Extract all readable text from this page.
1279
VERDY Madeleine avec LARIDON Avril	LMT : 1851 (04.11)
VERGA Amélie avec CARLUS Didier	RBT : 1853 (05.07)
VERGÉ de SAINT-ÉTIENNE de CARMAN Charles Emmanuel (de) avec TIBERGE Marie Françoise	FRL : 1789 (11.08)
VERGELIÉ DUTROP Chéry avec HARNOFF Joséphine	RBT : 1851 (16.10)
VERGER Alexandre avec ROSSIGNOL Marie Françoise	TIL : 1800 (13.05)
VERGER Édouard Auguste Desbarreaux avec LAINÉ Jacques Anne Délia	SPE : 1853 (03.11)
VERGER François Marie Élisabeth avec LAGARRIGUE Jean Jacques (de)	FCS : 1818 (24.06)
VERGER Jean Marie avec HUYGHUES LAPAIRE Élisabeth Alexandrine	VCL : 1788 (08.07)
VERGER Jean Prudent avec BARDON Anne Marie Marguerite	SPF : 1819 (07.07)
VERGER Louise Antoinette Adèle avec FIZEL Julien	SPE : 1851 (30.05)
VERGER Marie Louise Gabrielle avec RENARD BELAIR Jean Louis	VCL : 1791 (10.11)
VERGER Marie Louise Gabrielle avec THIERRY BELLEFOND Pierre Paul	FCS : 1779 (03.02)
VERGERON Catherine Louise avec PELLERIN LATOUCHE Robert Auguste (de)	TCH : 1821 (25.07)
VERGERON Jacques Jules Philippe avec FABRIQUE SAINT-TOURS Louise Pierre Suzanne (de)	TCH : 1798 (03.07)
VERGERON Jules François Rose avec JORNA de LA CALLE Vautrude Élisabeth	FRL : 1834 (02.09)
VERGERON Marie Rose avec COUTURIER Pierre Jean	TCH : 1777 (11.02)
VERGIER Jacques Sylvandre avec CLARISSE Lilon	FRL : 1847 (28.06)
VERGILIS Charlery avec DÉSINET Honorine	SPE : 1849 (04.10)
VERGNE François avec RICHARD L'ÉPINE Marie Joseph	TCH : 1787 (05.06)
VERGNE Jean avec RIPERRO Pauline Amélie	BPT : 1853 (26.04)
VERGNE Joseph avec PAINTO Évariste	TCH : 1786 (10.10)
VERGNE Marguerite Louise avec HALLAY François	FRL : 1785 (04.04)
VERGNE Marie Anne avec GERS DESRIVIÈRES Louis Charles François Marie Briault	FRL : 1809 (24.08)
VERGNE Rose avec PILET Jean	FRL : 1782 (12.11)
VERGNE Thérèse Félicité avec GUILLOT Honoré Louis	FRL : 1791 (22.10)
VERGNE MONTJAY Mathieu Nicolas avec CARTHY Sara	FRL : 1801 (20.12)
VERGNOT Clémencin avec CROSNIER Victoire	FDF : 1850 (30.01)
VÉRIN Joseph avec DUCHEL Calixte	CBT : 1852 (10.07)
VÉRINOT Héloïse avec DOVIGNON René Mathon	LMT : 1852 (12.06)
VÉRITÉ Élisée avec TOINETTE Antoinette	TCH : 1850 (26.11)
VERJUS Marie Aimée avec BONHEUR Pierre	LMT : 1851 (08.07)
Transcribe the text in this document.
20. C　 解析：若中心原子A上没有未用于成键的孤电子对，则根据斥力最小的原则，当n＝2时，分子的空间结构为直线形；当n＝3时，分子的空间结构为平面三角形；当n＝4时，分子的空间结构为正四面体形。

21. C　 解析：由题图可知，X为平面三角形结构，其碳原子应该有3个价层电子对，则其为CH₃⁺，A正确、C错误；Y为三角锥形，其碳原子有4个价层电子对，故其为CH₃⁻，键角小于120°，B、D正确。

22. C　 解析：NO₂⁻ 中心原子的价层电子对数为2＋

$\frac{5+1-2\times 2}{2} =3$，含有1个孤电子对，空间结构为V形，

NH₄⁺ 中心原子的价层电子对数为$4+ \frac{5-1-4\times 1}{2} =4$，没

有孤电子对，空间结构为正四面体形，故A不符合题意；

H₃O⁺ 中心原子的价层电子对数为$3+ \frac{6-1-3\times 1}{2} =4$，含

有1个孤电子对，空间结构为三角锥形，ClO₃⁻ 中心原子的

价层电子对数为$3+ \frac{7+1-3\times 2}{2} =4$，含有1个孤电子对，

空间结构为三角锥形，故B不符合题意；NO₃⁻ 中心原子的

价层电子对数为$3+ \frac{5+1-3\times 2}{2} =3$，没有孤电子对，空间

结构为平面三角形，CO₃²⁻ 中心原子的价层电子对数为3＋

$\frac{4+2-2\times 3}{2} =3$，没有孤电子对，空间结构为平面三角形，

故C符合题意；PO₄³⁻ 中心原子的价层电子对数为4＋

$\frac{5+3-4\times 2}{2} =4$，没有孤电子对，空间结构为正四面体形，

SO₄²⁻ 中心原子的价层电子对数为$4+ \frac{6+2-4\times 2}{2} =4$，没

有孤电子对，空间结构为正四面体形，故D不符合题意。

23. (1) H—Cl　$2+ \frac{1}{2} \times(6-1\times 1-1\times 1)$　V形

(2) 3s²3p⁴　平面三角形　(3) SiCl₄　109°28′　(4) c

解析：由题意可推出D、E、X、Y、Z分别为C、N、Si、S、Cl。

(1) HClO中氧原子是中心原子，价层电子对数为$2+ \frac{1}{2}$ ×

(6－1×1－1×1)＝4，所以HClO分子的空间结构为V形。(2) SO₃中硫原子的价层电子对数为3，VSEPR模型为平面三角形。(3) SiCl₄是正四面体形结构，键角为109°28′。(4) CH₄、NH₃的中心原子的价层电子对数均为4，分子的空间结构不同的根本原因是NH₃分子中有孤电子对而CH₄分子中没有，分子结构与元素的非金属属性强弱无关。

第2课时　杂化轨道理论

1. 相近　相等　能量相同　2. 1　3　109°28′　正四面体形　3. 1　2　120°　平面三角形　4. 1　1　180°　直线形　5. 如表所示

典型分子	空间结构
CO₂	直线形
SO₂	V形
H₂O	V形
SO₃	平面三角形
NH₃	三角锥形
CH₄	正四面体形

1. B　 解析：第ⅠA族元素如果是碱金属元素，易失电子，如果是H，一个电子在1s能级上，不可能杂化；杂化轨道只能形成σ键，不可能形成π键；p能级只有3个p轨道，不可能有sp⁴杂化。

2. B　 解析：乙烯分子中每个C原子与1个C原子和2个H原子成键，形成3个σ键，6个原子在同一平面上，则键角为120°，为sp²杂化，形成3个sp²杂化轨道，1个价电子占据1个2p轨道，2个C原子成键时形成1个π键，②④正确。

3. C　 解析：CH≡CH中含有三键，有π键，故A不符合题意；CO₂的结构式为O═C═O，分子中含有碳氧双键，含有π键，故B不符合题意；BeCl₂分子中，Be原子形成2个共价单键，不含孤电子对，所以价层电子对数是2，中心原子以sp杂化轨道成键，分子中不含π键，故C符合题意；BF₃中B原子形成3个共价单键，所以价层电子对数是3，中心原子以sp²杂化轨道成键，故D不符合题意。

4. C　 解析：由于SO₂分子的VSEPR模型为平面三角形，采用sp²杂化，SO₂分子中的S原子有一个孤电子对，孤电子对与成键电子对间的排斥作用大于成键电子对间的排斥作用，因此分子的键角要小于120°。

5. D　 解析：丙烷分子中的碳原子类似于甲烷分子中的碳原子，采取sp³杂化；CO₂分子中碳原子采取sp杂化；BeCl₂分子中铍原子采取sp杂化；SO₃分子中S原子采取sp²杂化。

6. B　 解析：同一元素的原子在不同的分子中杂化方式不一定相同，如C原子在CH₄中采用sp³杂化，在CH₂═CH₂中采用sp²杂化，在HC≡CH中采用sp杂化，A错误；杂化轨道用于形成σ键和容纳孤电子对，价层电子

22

▶ [Task to carry out] Copy every line of the records word for word.

▶ [Solution to the problem]
Extract all readable text from this page.
1279
VERDY Madeleine avec LARIDON Avril	LMT : 1851 (04.11)
VERGA Amélie avec CARLUS Didier	RBT : 1853 (05.07)
VERGÉ de SAINT-ÉTIENNE de CARMAN Charles Emmanuel (de) avec TIBERGE Marie Françoise	FRL : 1789 (11.08)
VERGELIÉ DUTROP Chéry avec HARNOFF Joséphine	RBT : 1851 (16.10)
VERGER Alexandre avec ROSSIGNOL Marie Françoise	TIL : 1800 (13.05)
VERGER Édouard Auguste Desbarreaux avec LAINÉ Jacques Anne Délia	SPE : 1853 (03.11)
VERGER François Marie Élisabeth avec LAGARRIGUE Jean Jacques (de)	FCS : 1818 (24.06)
VERGER Jean Marie avec HUYGHUES LAPAIRE Élisabeth Alexandrine	VCL : 1788 (08.07)
VERGER Jean Prudent avec BARDON Anne Marie Marguerite	SPF : 1819 (07.07)
VERGER Louise Antoinette Adèle avec FIZEL Julien	SPE : 1851 (30.05)
VERGER Marie Louise Gabrielle avec RENARD BELAIR Jean Louis	VCL : 1791 (10.11)
VERGER Marie Louise Gabrielle avec THIERRY BELLEFOND Pierre Paul	FCS : 1779 (03.02)
VERGERON Catherine Louise avec PELLERIN LATOUCHE Robert Auguste (de)	TCH : 1821 (25.07)
VERGERON Jacques Jules Philippe avec FABRIQUE SAINT-TOURS Louise Pierre Suzanne (de)	TCH : 1798 (03.07)
VERGERON Jules François Rose avec JORNA de LA CALLE Vautrude Élisabeth	FRL : 1834 (02.09)
VERGERON Marie Rose avec COUTURIER Pierre Jean	TCH : 1777 (11.02)
VERGIER Jacques Sylvandre avec CLARISSE Lilon	FRL : 1847 (28.06)
VERGILIS Charlery avec DÉSINET Honorine	SPE : 1849 (04.10)
VERGNE François avec RICHARD L'ÉPINE Marie Joseph	TCH : 1787 (05.06)
VERGNE Jean avec RIPERRO Pauline Amélie	BPT : 1853 (26.04)
VERGNE Joseph avec PAINTO Évariste	TCH : 1786 (10.10)
VERGNE Marguerite Louise avec HALLAY François	FRL : 1785 (04.04)
VERGNE Marie Anne avec GERS DESRIVIÈRES Louis Charles François Marie Briault	FRL : 1809 (24.08)
VERGNE Rose avec PILET Jean	FRL : 1782 (12.11)
VERGNE Thérèse Félicité avec GUILLOT Honoré Louis	FRL : 1791 (22.10)
VERGNE MONTJAY Mathieu Nicolas avec CARTHY Sara	FRL : 1801 (20.12)
VERGNOT Clémencin avec CROSNIER Victoire	FDF : 1850 (30.01)
VÉRIN Joseph avec DUCHEL Calixte	CBT : 1852 (10.07)
VÉRINOT Héloïse avec DOVIGNON René Mathon	LMT : 1852 (12.06)
VÉRITÉ Élisée avec TOINETTE Antoinette	TCH : 1850 (26.11)
VERJUS Marie Aimée avec BONHEUR Pierre	LMT : 1851 (08.07)
Transcribe the text in this document.
20. C　 解析：若中心原子A上没有未用于成键的孤电子对，则根据斥力最小的原则，当n＝2时，分子的空间结构为直线形；当n＝3时，分子的空间结构为平面三角形；当n＝4时，分子的空间结构为正四面体形。

21. C　 解析：由题图可知，X为平面三角形结构，其碳原子应该有3个价层电子对，则其为CH₃⁺，A正确、C错误；Y为三角锥形，其碳原子有4个价层电子对，故其为CH₃⁻，键角小于120°，B、D正确。

22. C　 解析：NO₂⁻ 中心原子的价层电子对数为2＋

$\frac{5+1-2\times 2}{2} =3$，含有1个孤电子对，空间结构为V形，

NH₄⁺ 中心原子的价层电子对数为$4+ \frac{5-1-4\times 1}{2} =4$，没

有孤电子对，空间结构为正四面体形，故A不符合题意；

H₃O⁺ 中心原子的价层电子对数为$3+ \frac{6-1-3\times 1}{2} =4$，含

有1个孤电子对，空间结构为三角锥形，ClO₃⁻ 中心原子的

价层电子对数为$3+ \frac{7+1-3\times 2}{2} =4$，含有1个孤电子对，

空间结构为三角锥形，故B不符合题意；NO₃⁻ 中心原子的

价层电子对数为$3+ \frac{5+1-3\times 2}{2} =3$，没有孤电子对，空间

结构为平面三角形，CO₃²⁻ 中心原子的价层电子对数为3＋

$\frac{4+2-2\times 3}{2} =3$，没有孤电子对，空间结构为平面三角形，

故C符合题意；PO₄³⁻ 中心原子的价层电子对数为4＋

$\frac{5+3-4\times 2}{2} =4$，没有孤电子对，空间结构为正四面体形，

SO₄²⁻ 中心原子的价层电子对数为$4+ \frac{6+2-4\times 2}{2} =4$，没

有孤电子对，空间结构为正四面体形，故D不符合题意。

23. (1) H—Cl　$2+ \frac{1}{2} \times(6-1\times 1-1\times 1)$　V形

(2) 3s²3p⁴　平面三角形　(3) SiCl₄　109°28′　(4) c

解析：由题意可推出D、E、X、Y、Z分别为C、N、Si、S、Cl。

(1) HClO中氧原子是中心原子，价层电子对数为$2+ \frac{1}{2}$ ×

(6－1×1－1×1)＝4，所以HClO分子的空间结构为V形。(2) SO₃中硫原子的价层电子对数为3，VSEPR模型为平面三角形。(3) SiCl₄是正四面体形结构，键角为109°28′。(4) CH₄、NH₃的中心原子的价层电子对数均为4，分子的空间结构不同的根本原因是NH₃分子中有孤电子对而CH₄分子中没有，分子结构与元素的非金属属性强弱无关。

第2课时　杂化轨道理论

1. 相近　相等　能量相同　2. 1　3　109°28′　正四面体形　3. 1　2　120°　平面三角形　4. 1　1　180°　直线形　5. 如表所示

典型分子	空间结构
CO₂	直线形
SO₂	V形
H₂O	V形
SO₃	平面三角形
NH₃	三角锥形
CH₄	正四面体形

1. B　 解析：第ⅠA族元素如果是碱金属元素，易失电子，如果是H，一个电子在1s能级上，不可能杂化；杂化轨道只能形成σ键，不可能形成π键；p能级只有3个p轨道，不可能有sp⁴杂化。

2. B　 解析：乙烯分子中每个C原子与1个C原子和2个H原子成键，形成3个σ键，6个原子在同一平面上，则键角为120°，为sp²杂化，形成3个sp²杂化轨道，1个价电子占据1个2p轨道，2个C原子成键时形成1个π键，②④正确。

3. C　 解析：CH≡CH中含有三键，有π键，故A不符合题意；CO₂的结构式为O═C═O，分子中含有碳氧双键，含有π键，故B不符合题意；BeCl₂分子中，Be原子形成2个共价单键，不含孤电子对，所以价层电子对数是2，中心原子以sp杂化轨道成键，分子中不含π键，故C符合题意；BF₃中B原子形成3个共价单键，所以价层电子对数是3，中心原子以sp²杂化轨道成键，故D不符合题意。

4. C　 解析：由于SO₂分子的VSEPR模型为平面三角形，采用sp²杂化，SO₂分子中的S原子有一个孤电子对，孤电子对与成键电子对间的排斥作用大于成键电子对间的排斥作用，因此分子的键角要小于120°。

5. D　 解析：丙烷分子中的碳原子类似于甲烷分子中的碳原子，采取sp³杂化；CO₂分子中碳原子采取sp杂化；BeCl₂分子中铍原子采取sp杂化；SO₃分子中S原子采取sp²杂化。

6. B　 解析：同一元素的原子在不同的分子中杂化方式不一定相同，如C原子在CH₄中采用sp³杂化，在CH₂═CH₂中采用sp²杂化，在HC≡CH中采用sp杂化，A错误；杂化轨道用于形成σ键和容纳孤电子对，价层电子

22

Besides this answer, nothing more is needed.